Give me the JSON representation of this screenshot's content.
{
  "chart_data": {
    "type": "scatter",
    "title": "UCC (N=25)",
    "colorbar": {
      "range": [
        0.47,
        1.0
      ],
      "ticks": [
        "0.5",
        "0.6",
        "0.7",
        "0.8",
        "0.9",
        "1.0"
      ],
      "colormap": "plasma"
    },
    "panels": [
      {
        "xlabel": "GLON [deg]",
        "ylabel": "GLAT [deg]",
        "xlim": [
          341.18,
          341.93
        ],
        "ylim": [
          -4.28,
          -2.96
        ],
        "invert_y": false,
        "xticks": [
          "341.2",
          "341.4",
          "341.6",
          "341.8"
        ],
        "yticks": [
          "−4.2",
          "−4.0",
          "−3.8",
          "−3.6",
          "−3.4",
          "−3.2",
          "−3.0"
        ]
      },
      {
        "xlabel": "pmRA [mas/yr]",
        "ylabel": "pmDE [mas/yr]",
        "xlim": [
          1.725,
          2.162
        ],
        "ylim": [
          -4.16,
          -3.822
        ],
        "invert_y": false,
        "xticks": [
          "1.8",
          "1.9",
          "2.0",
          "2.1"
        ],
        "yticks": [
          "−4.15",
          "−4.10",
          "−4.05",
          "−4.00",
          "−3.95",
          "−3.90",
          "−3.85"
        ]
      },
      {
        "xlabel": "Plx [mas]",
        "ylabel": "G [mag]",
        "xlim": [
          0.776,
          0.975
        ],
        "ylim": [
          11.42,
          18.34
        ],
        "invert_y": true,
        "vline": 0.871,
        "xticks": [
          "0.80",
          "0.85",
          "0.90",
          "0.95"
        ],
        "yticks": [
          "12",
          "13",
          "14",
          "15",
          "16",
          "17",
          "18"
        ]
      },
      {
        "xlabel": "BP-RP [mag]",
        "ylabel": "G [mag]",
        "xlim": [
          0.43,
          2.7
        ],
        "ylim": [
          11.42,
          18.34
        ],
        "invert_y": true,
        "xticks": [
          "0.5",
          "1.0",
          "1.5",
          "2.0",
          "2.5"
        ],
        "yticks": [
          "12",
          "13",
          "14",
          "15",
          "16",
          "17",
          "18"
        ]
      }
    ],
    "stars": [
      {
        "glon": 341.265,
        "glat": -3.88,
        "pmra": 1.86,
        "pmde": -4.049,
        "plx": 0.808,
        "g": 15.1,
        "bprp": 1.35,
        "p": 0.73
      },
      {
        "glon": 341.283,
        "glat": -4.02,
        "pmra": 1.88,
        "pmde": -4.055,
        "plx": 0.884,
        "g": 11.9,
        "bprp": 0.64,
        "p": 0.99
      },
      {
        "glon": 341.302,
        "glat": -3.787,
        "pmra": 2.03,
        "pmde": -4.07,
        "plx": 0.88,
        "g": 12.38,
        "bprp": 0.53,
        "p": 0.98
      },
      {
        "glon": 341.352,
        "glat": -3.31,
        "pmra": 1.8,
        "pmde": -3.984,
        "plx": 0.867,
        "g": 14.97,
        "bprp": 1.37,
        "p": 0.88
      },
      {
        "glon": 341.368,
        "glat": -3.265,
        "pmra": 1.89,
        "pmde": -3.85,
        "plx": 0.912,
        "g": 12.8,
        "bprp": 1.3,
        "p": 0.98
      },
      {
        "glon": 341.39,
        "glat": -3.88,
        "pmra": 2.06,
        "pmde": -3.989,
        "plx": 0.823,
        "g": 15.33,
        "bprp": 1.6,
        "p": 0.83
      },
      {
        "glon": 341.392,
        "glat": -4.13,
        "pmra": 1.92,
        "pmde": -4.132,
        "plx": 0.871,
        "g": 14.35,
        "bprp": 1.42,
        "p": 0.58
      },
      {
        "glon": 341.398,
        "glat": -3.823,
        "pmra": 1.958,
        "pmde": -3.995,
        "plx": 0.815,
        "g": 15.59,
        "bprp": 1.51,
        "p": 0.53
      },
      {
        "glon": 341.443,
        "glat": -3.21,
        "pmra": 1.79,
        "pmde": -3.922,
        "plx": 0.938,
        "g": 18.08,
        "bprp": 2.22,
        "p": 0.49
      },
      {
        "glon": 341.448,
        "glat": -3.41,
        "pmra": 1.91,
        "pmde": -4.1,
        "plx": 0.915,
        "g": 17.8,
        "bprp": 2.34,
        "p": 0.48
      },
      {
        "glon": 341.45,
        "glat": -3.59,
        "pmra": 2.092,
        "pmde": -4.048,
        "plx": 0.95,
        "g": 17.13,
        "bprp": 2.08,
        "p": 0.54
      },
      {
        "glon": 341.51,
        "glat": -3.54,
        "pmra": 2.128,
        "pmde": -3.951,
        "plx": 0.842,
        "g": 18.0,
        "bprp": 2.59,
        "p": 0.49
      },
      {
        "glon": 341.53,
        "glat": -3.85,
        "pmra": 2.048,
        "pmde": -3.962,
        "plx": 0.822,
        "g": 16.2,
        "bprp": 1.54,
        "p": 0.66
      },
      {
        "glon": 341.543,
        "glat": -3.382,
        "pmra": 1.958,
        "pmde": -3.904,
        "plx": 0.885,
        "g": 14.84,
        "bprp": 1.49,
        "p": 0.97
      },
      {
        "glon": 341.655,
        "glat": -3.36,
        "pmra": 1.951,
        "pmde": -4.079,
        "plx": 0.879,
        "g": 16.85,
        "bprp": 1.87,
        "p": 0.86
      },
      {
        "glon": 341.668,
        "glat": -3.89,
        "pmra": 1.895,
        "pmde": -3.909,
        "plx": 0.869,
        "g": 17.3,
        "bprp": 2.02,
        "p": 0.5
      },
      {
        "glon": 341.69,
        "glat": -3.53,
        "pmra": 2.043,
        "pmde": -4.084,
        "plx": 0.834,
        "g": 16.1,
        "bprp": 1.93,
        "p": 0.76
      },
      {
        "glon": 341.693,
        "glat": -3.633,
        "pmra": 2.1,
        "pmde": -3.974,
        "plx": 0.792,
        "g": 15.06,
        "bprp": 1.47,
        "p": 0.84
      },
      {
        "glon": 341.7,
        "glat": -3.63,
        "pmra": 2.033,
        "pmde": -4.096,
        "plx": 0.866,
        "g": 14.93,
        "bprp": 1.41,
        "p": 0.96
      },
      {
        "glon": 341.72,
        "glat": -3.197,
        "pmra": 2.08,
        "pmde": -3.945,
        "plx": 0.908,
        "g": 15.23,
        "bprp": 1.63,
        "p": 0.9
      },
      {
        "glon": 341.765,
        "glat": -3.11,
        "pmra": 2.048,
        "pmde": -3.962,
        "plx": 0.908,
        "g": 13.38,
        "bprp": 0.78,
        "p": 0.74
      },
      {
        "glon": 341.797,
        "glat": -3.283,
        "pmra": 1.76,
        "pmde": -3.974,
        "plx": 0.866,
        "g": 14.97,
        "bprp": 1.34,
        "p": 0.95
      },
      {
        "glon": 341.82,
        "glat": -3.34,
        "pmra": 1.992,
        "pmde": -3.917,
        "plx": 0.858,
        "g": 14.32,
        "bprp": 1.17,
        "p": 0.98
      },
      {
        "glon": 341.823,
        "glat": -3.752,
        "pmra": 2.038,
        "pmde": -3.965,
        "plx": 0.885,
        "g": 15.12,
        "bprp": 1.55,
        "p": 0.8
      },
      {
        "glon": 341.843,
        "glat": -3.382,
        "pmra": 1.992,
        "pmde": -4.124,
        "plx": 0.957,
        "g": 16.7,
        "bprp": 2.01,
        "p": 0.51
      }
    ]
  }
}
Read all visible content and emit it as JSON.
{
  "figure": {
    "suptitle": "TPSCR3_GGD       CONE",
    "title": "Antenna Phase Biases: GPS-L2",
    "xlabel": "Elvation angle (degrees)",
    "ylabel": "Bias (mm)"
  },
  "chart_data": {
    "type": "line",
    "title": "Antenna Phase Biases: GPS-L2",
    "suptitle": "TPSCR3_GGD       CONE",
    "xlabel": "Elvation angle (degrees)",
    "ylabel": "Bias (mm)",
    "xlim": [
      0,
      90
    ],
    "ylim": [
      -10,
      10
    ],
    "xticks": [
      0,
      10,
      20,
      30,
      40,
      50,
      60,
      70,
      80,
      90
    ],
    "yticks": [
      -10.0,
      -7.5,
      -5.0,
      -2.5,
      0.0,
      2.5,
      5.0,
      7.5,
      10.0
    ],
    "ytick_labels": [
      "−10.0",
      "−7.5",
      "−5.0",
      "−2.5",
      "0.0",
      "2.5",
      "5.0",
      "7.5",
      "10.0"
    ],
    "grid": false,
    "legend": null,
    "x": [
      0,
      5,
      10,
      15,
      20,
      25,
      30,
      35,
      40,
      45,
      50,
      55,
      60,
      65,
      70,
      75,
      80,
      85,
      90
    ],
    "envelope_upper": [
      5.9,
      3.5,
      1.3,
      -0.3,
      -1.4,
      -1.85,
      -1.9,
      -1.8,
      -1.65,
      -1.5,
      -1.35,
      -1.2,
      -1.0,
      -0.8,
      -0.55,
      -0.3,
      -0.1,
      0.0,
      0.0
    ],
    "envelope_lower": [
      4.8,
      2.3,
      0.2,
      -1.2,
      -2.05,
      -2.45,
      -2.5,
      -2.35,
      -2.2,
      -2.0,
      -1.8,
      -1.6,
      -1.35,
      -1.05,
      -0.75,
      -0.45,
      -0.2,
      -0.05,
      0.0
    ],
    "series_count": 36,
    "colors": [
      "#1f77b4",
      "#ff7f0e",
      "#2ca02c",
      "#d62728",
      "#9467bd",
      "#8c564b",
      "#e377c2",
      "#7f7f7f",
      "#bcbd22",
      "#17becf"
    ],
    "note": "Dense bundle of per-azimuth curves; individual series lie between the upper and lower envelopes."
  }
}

....

● **Exercise prompt**: Starting at the line with "Read all visible content and emit it as JSON.", copy every line up to and including the last one in the entries above.

● **Expected answer**:
Read all visible content and emit it as JSON.
{
  "figure": {
    "suptitle": "TPSCR3_GGD       CONE",
    "title": "Antenna Phase Biases: GPS-L2",
    "xlabel": "Elvation angle (degrees)",
    "ylabel": "Bias (mm)"
  },
  "chart_data": {
    "type": "line",
    "title": "Antenna Phase Biases: GPS-L2",
    "suptitle": "TPSCR3_GGD       CONE",
    "xlabel": "Elvation angle (degrees)",
    "ylabel": "Bias (mm)",
    "xlim": [
      0,
      90
    ],
    "ylim": [
      -10,
      10
    ],
    "xticks": [
      0,
      10,
      20,
      30,
      40,
      50,
      60,
      70,
      80,
      90
    ],
    "yticks": [
      -10.0,
      -7.5,
      -5.0,
      -2.5,
      0.0,
      2.5,
      5.0,
      7.5,
      10.0
    ],
    "ytick_labels": [
      "−10.0",
      "−7.5",
      "−5.0",
      "−2.5",
      "0.0",
      "2.5",
      "5.0",
      "7.5",
      "10.0"
    ],
    "grid": false,
    "legend": null,
    "x": [
      0,
      5,
      10,
      15,
      20,
      25,
      30,
      35,
      40,
      45,
      50,
      55,
      60,
      65,
      70,
      75,
      80,
      85,
      90
    ],
    "envelope_upper": [
      5.9,
      3.5,
      1.3,
      -0.3,
      -1.4,
      -1.85,
      -1.9,
      -1.8,
      -1.65,
      -1.5,
      -1.35,
      -1.2,
      -1.0,
      -0.8,
      -0.55,
      -0.3,
      -0.1,
      0.0,
      0.0
    ],
    "envelope_lower": [
      4.8,
      2.3,
      0.2,
      -1.2,
      -2.05,
      -2.45,
      -2.5,
      -2.35,
      -2.2,
      -2.0,
      -1.8,
      -1.6,
      -1.35,
      -1.05,
      -0.75,
      -0.45,
      -0.2,
      -0.05,
      0.0
    ],
    "series_count": 36,
    "colors": [
      "#1f77b4",
      "#ff7f0e",
      "#2ca02c",
      "#d62728",
      "#9467bd",
      "#8c564b",
      "#e377c2",
      "#7f7f7f",
      "#bcbd22",
      "#17becf"
    ],
    "note": "Dense bundle of per-azimuth curves; individual series lie between the upper and lower envelopes."
  }
}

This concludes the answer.